What you need to do — In the material below, identify each line bearing the word "房前屋后". Reproduce those lines.

--- START OF Source records ---

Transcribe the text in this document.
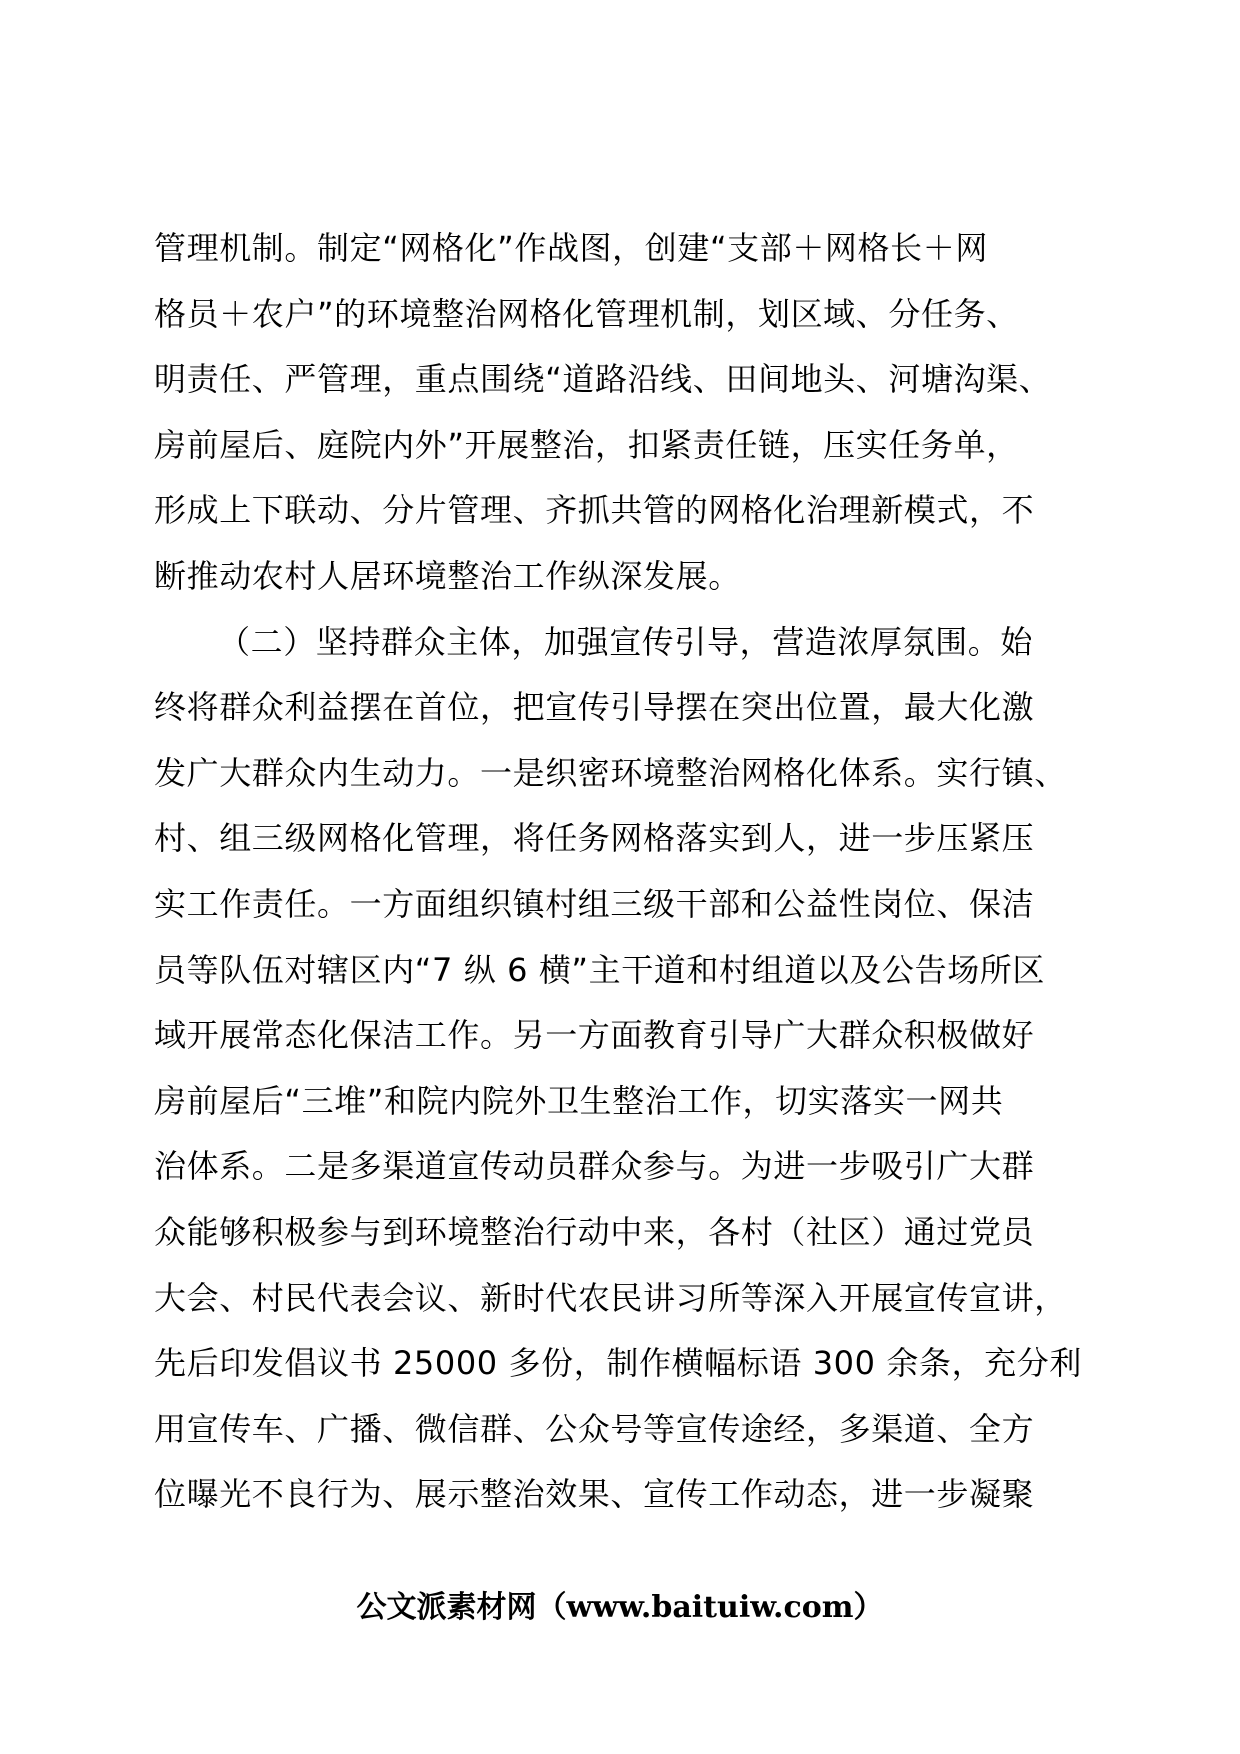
管理机制。制定“网格化”作战图，创建“支部＋网格长＋网
格员＋农户”的环境整治网格化管理机制，划区域、分任务、
明责任、严管理，重点围绕“道路沿线、田间地头、河塘沟渠、
房前屋后、庭院内外”开展整治，扣紧责任链，压实任务单，
形成上下联动、分片管理、齐抓共管的网格化治理新模式，不
断推动农村人居环境整治工作纵深发展。
（二）坚持群众主体，加强宣传引导，营造浓厚氛围。始
终将群众利益摆在首位，把宣传引导摆在突出位置，最大化激
发广大群众内生动力。一是织密环境整治网格化体系。实行镇、
村、组三级网格化管理，将任务网格落实到人，进一步压紧压
实工作责任。一方面组织镇村组三级干部和公益性岗位、保洁
员等队伍对辖区内“7 纵 6 横”主干道和村组道以及公告场所区
域开展常态化保洁工作。另一方面教育引导广大群众积极做好
房前屋后“三堆”和院内院外卫生整治工作，切实落实一网共
治体系。二是多渠道宣传动员群众参与。为进一步吸引广大群
众能够积极参与到环境整治行动中来，各村（社区）通过党员
大会、村民代表会议、新时代农民讲习所等深入开展宣传宣讲，
先后印发倡议书 25000 多份，制作横幅标语 300 余条，充分利
用宣传车、广播、微信群、公众号等宣传途经，多渠道、全方
位曝光不良行为、展示整治效果、宣传工作动态，进一步凝聚
公文派素材网（www.baituiw.com）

--- END OF Source records ---

Finished task —
房前屋后、庭院内外”开展整治，扣紧责任链，压实任务单，
房前屋后“三堆”和院内院外卫生整治工作，切实落实一网共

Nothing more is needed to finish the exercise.